■ TASK REQUIREMENTS
Each line that includes "heading" counts once; give the total and nothing besides.

** Start **

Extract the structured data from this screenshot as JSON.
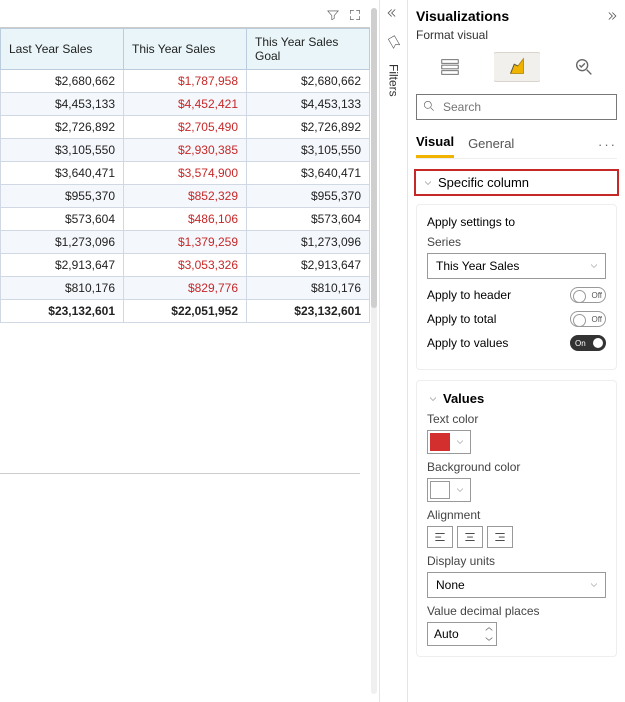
{
  "canvas": {
    "columns": [
      "Last Year Sales",
      "This Year Sales",
      "This Year Sales Goal"
    ],
    "rows": [
      [
        "$2,680,662",
        "$1,787,958",
        "$2,680,662"
      ],
      [
        "$4,453,133",
        "$4,452,421",
        "$4,453,133"
      ],
      [
        "$2,726,892",
        "$2,705,490",
        "$2,726,892"
      ],
      [
        "$3,105,550",
        "$2,930,385",
        "$3,105,550"
      ],
      [
        "$3,640,471",
        "$3,574,900",
        "$3,640,471"
      ],
      [
        "$955,370",
        "$852,329",
        "$955,370"
      ],
      [
        "$573,604",
        "$486,106",
        "$573,604"
      ],
      [
        "$1,273,096",
        "$1,379,259",
        "$1,273,096"
      ],
      [
        "$2,913,647",
        "$3,053,326",
        "$2,913,647"
      ],
      [
        "$810,176",
        "$829,776",
        "$810,176"
      ]
    ],
    "totals": [
      "$23,132,601",
      "$22,051,952",
      "$23,132,601"
    ]
  },
  "filters": {
    "label": "Filters"
  },
  "pane": {
    "title": "Visualizations",
    "subtitle": "Format visual",
    "search_placeholder": "Search",
    "tabs": {
      "visual": "Visual",
      "general": "General"
    },
    "specific_column": "Specific column",
    "apply_card": {
      "heading": "Apply settings to",
      "series_label": "Series",
      "series_value": "This Year Sales",
      "apply_header": "Apply to header",
      "apply_total": "Apply to total",
      "apply_values": "Apply to values",
      "off": "Off",
      "on": "On"
    },
    "values_card": {
      "heading": "Values",
      "text_color_label": "Text color",
      "text_color": "#d32f2f",
      "bg_color_label": "Background color",
      "bg_color": "#ffffff",
      "alignment_label": "Alignment",
      "display_units_label": "Display units",
      "display_units_value": "None",
      "decimal_label": "Value decimal places",
      "decimal_value": "Auto"
    }
  }
}
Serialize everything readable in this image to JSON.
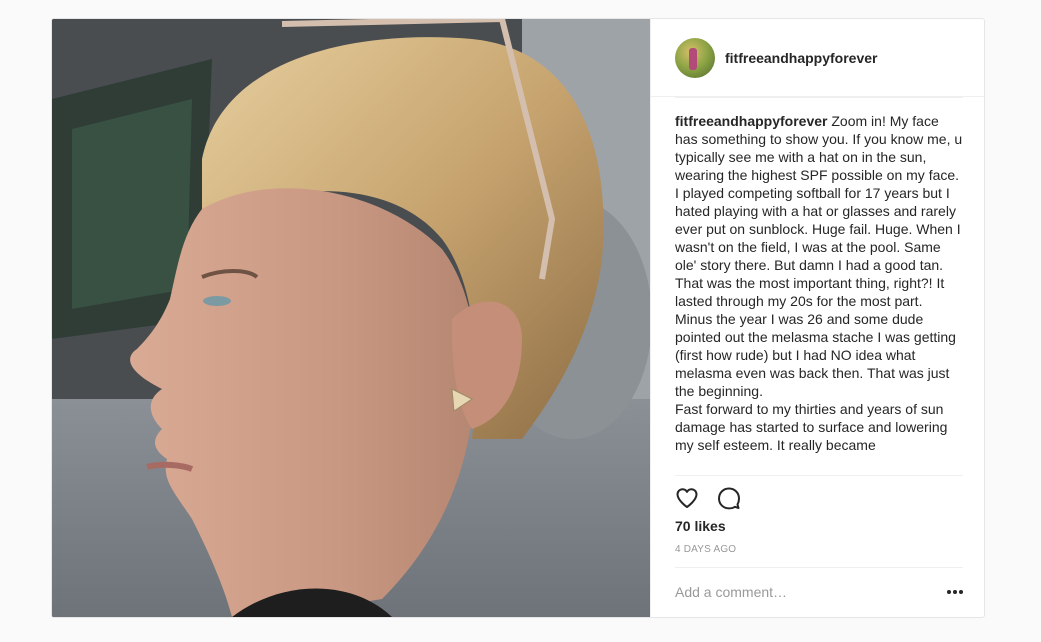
{
  "post": {
    "username": "fitfreeandhappyforever",
    "caption_text": " Zoom in! My face has something to show you. If you know me, u typically see me with a hat on in the sun, wearing the highest SPF possible on my face. I played competing softball for 17 years but I hated playing with a hat or glasses and rarely ever put on sunblock. Huge fail. Huge. When I wasn't on the field, I was at the pool. Same ole' story there. But damn I had a good tan. That was the most important thing, right?! It lasted through my 20s for the most part. Minus the year I was 26 and some dude pointed out the melasma stache I was getting (first how rude) but I had NO idea what melasma even was back then. That was just the beginning.\nFast forward to my thirties and years of sun damage has started to surface and lowering my self esteem. It really became",
    "likes": "70 likes",
    "time": "4 days ago"
  },
  "comment": {
    "placeholder": "Add a comment…"
  },
  "icons": {
    "like": "heart-icon",
    "comment": "comment-icon",
    "more": "more-options-icon"
  },
  "colors": {
    "text": "#262626",
    "muted": "#999999",
    "border": "#efefef",
    "background": "#fafafa"
  }
}
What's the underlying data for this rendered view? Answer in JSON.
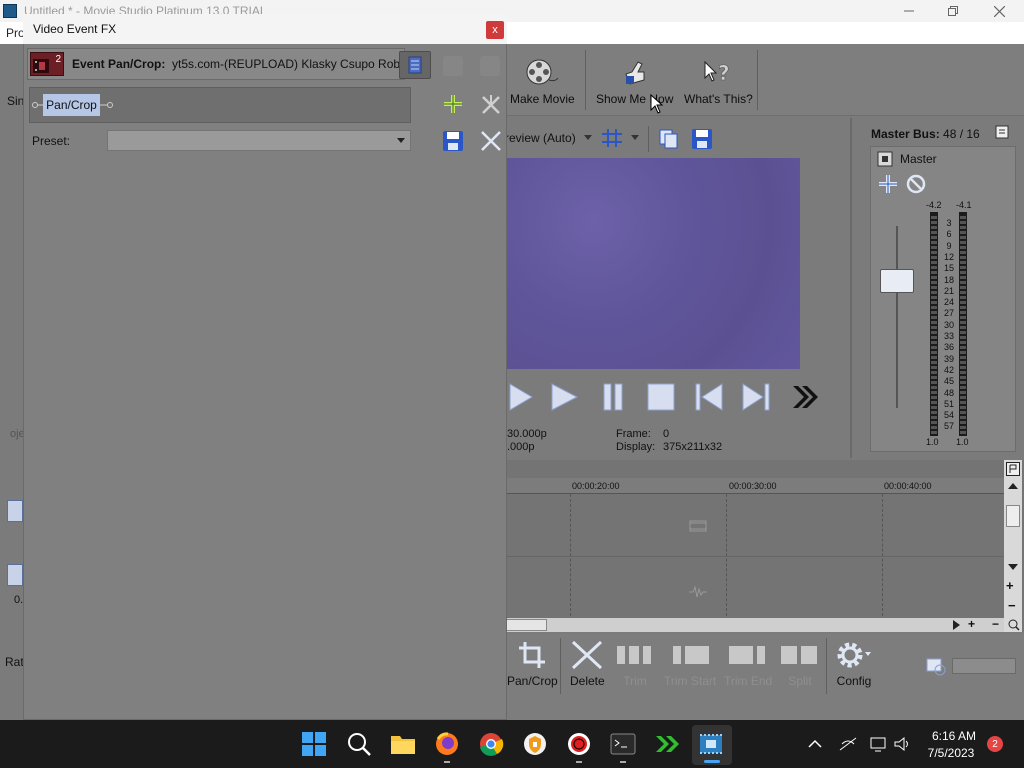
{
  "app": {
    "title": "Untitled * - Movie Studio Platinum 13.0 TRIAL",
    "menu_partial": "Pro",
    "left_labels": {
      "sim": "Sin",
      "rat": "Rat",
      "zero": "0.",
      "obj": "oje"
    }
  },
  "toolbar": {
    "make_movie": "Make Movie",
    "show_me_how": "Show Me How",
    "whats_this": "What's This?"
  },
  "preview": {
    "quality": "review (Auto)",
    "frame_label": "Frame:",
    "frame_value": "0",
    "display_label": "Display:",
    "display_value": "375x211x32",
    "project_info": "30.000p",
    "preview_info": ".000p"
  },
  "master_bus": {
    "title": "Master Bus:",
    "count": "48 / 16",
    "master_label": "Master",
    "peak_left": "-4.2",
    "peak_right": "-4.1",
    "scale": [
      "3",
      "6",
      "9",
      "12",
      "15",
      "18",
      "21",
      "24",
      "27",
      "30",
      "33",
      "36",
      "39",
      "42",
      "45",
      "48",
      "51",
      "54",
      "57"
    ],
    "bottom_left": "1.0",
    "bottom_right": "1.0"
  },
  "timeline": {
    "ruler": [
      "00:00:20:00",
      "00:00:30:00",
      "00:00:40:00"
    ]
  },
  "bottom_toolbar": {
    "pan_crop": "Pan/Crop",
    "delete": "Delete",
    "trim": "Trim",
    "trim_start": "Trim Start",
    "trim_end": "Trim End",
    "split": "Split",
    "config": "Config"
  },
  "fx_dialog": {
    "title": "Video Event FX",
    "close": "x",
    "event_number": "2",
    "event_label": "Event Pan/Crop:",
    "event_name": "yt5s.com-(REUPLOAD) Klasky Csupo Robot",
    "chain_item": "Pan/Crop",
    "preset_label": "Preset:",
    "preset_value": ""
  },
  "taskbar": {
    "time": "6:16 AM",
    "date": "7/5/2023",
    "notifications": "2"
  },
  "colors": {
    "preview_purple": "#5f559a",
    "chip_blue": "#b6c6e6",
    "close_red": "#d03a3a",
    "record_red": "#e02020"
  }
}
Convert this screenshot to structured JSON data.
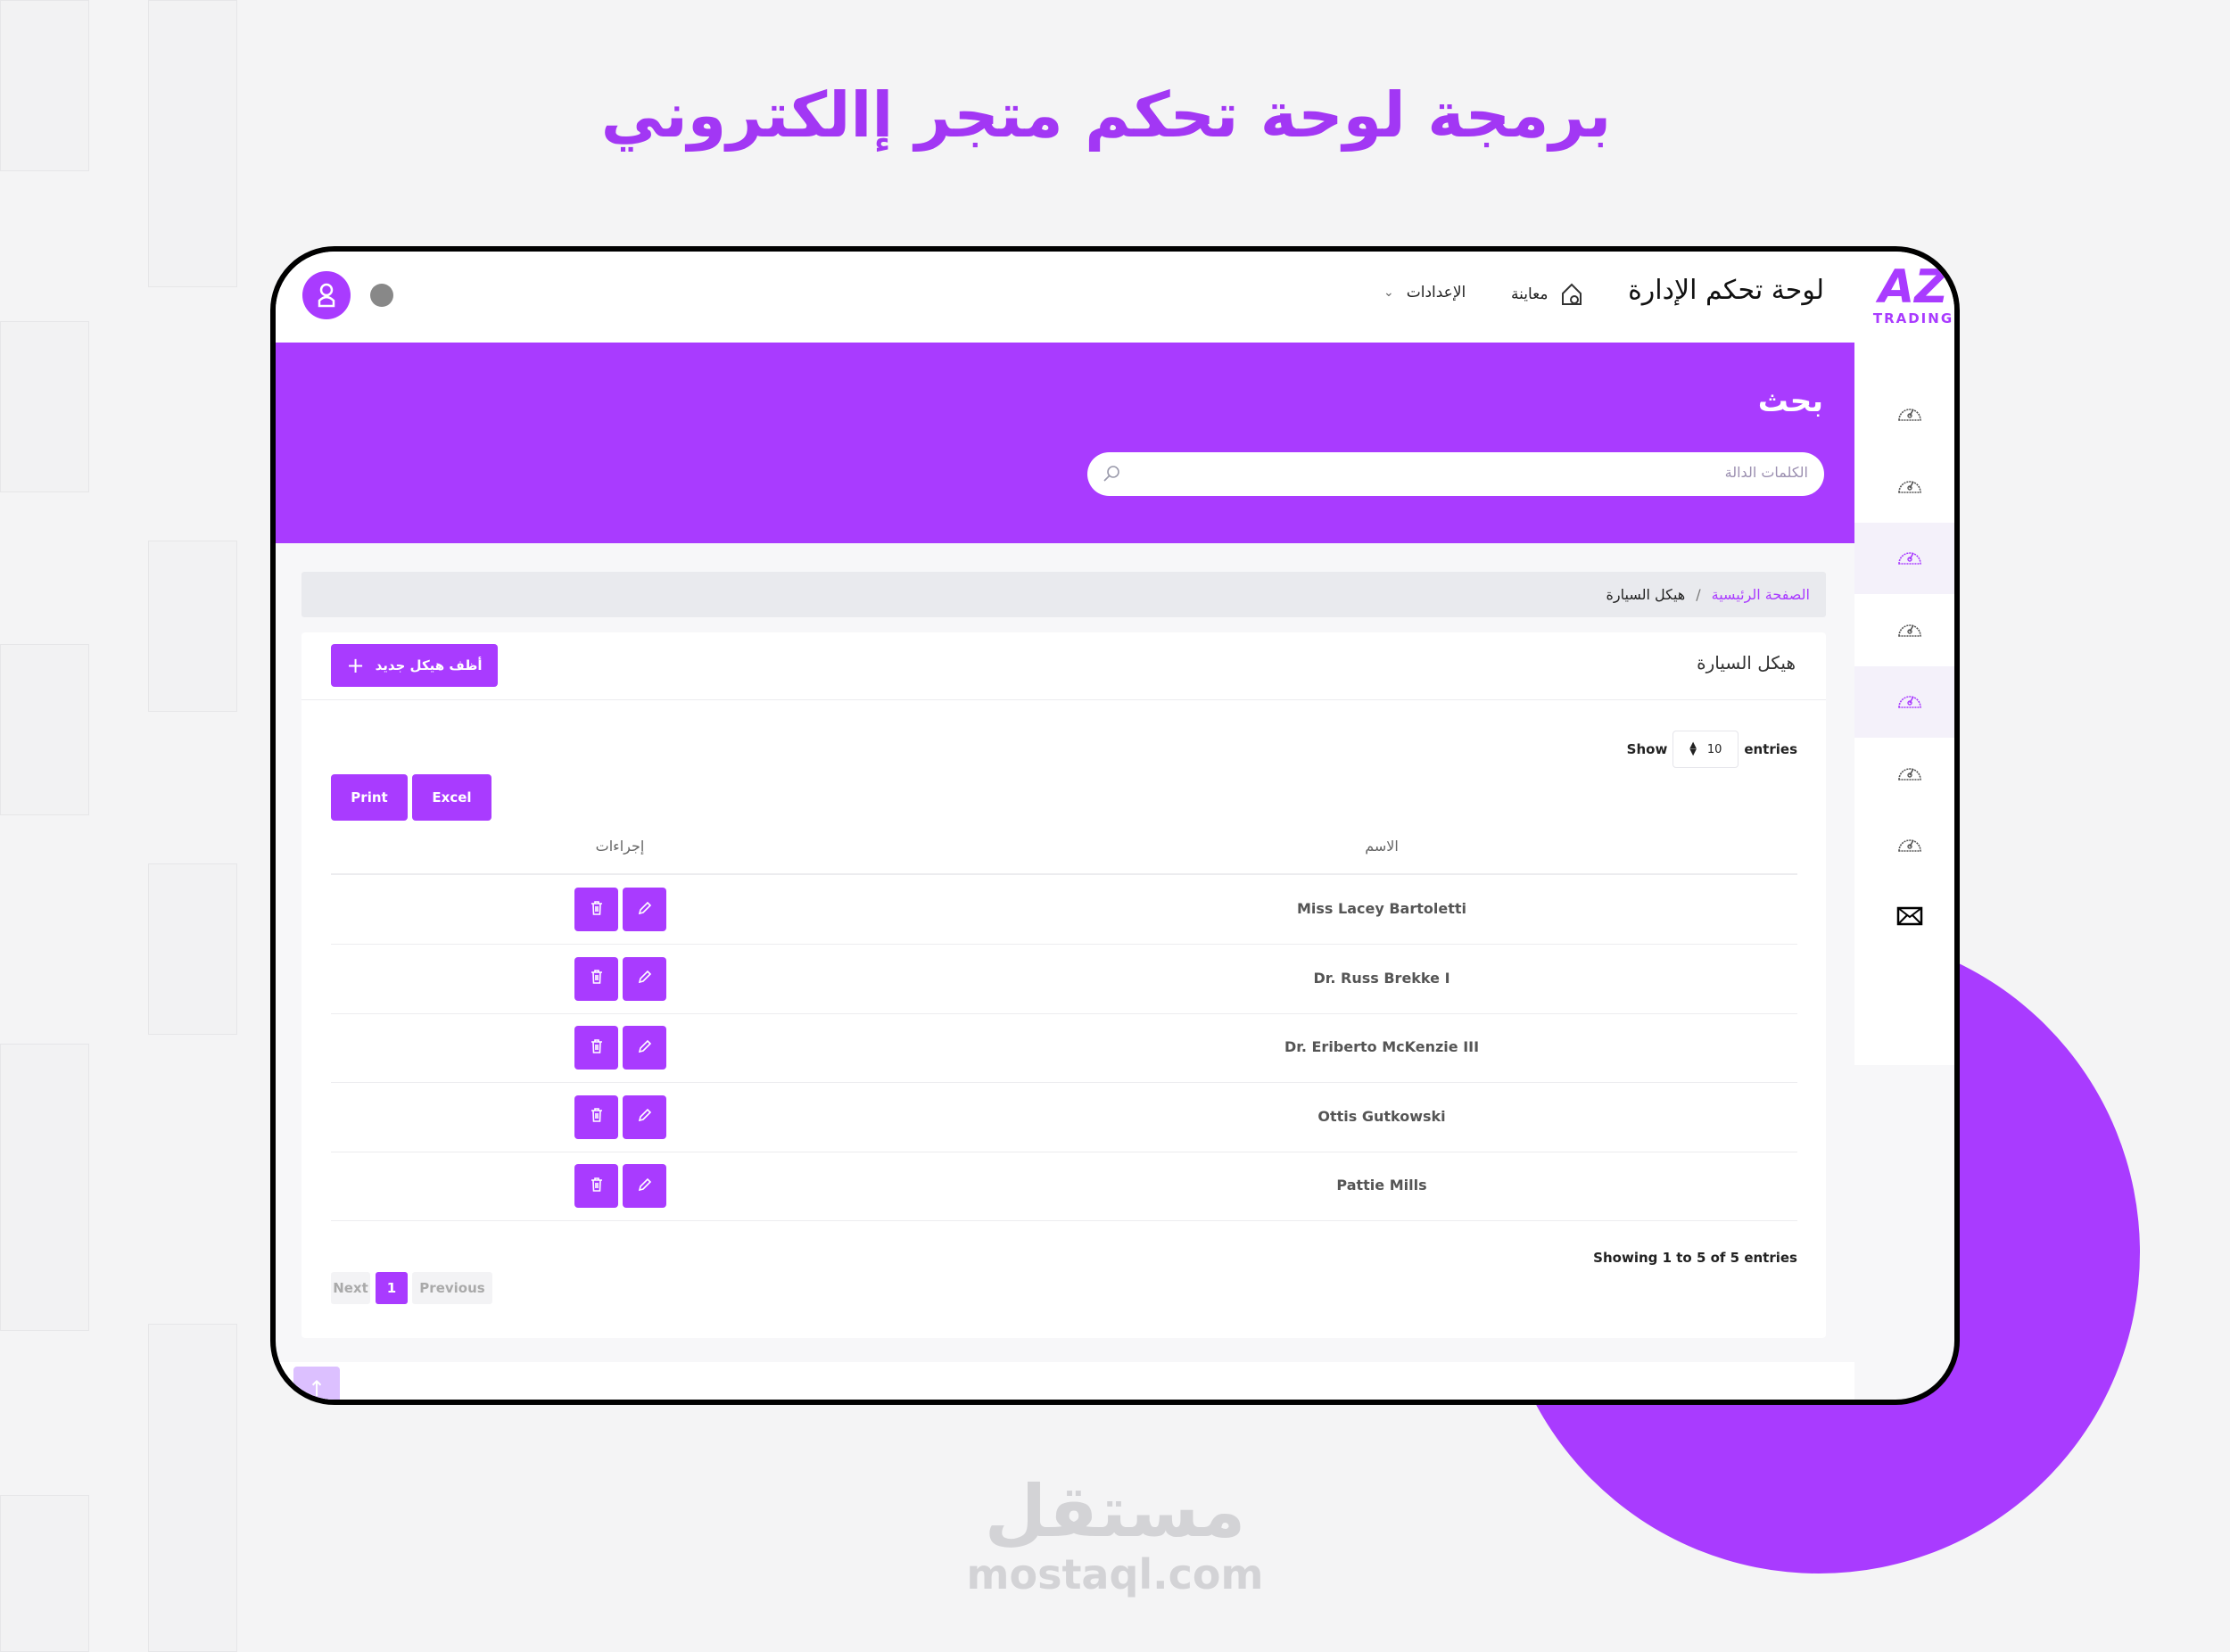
{
  "page_title": "برمجة لوحة تحكم متجر إالكتروني",
  "colors": {
    "accent": "#a93bff",
    "text": "#222222",
    "muted": "#888888"
  },
  "header": {
    "logo_text": "AZ",
    "logo_sub": "TRADING",
    "title": "لوحة تحكم الإدارة",
    "preview_label": "معاينة",
    "preview_icon": "home-icon",
    "settings_label": "الإعدادات",
    "settings_icon": "chevron-down-icon",
    "avatar_icon": "user-icon",
    "language_icon": "language-flag-icon"
  },
  "search": {
    "title": "بحث",
    "placeholder": "الكلمات الدالة",
    "icon": "search-icon"
  },
  "sidebar": {
    "items": [
      {
        "icon": "speedometer-icon",
        "active": false
      },
      {
        "icon": "speedometer-icon",
        "active": false
      },
      {
        "icon": "speedometer-icon",
        "active": true
      },
      {
        "icon": "speedometer-icon",
        "active": false
      },
      {
        "icon": "speedometer-icon",
        "active": true
      },
      {
        "icon": "speedometer-icon",
        "active": false
      },
      {
        "icon": "speedometer-icon",
        "active": false
      },
      {
        "icon": "mail-icon",
        "active": false
      }
    ]
  },
  "breadcrumb": {
    "home": "الصفحة الرئيسية",
    "separator": "/",
    "current": "هيكل السيارة"
  },
  "card": {
    "title": "هيكل السيارة",
    "add_button": "أظف هيكل جديد",
    "show_label": "Show",
    "entries_label": "entries",
    "page_size": "10",
    "export_buttons": [
      "Print",
      "Excel"
    ],
    "columns": {
      "name": "الاسم",
      "actions": "إجراءات"
    },
    "rows": [
      "Miss Lacey Bartoletti",
      "Dr. Russ Brekke I",
      "Dr. Eriberto McKenzie III",
      "Ottis Gutkowski",
      "Pattie Mills"
    ],
    "info": "Showing 1 to 5 of 5 entries",
    "pagination": {
      "next": "Next",
      "current": "1",
      "previous": "Previous"
    }
  },
  "watermark": {
    "arabic": "مستقل",
    "latin": "mostaql.com"
  }
}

** End **

■ EXPECTED OUTPUT
2